Objective
From the listing below, return each line that includes "erau".

◇ ◇ ◇ ◇ ◇

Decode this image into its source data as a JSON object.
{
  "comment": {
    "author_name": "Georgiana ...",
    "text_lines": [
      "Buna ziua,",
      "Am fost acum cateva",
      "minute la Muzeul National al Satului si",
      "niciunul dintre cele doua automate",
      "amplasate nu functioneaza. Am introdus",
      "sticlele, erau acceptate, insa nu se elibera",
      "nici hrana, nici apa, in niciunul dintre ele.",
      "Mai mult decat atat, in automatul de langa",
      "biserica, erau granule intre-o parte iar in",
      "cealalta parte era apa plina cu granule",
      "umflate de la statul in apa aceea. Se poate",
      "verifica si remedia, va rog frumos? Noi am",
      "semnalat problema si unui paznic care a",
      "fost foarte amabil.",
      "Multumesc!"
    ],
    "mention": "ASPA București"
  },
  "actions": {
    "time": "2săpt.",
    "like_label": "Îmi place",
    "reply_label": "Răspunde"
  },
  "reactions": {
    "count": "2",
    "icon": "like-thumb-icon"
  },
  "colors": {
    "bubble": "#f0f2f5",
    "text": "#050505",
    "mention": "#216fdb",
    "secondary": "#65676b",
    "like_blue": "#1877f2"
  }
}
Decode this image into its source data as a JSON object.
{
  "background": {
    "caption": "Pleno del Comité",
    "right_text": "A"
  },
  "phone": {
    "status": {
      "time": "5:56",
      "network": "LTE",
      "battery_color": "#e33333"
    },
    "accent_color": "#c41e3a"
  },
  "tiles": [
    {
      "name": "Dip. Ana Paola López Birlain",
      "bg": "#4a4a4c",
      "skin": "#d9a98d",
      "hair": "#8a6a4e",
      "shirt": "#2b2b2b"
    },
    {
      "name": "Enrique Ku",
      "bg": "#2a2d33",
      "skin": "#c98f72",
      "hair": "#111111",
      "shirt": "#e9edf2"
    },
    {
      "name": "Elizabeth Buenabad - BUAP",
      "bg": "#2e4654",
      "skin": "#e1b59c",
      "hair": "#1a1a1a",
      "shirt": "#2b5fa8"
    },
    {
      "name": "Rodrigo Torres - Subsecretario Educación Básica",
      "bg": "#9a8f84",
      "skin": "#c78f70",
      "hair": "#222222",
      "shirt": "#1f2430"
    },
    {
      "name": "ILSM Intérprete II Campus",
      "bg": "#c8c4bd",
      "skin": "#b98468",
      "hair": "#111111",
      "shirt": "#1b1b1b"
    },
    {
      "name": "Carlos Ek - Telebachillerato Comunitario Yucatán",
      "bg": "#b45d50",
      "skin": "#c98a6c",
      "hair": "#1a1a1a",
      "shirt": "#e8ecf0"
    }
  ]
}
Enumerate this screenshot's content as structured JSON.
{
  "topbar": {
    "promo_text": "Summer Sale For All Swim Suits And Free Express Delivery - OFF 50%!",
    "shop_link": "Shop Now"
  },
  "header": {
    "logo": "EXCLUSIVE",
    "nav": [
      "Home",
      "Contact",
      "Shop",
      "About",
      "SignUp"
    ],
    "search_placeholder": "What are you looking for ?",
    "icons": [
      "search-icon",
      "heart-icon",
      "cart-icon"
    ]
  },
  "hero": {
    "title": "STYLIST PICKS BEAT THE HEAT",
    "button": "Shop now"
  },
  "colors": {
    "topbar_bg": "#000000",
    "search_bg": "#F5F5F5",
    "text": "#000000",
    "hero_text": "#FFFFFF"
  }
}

◇ ◇ ◇ ◇ ◇

Exercise solution
      "sticlele, erau acceptate, insa nu se elibera",
      "biserica, erau granule intre-o parte iar in",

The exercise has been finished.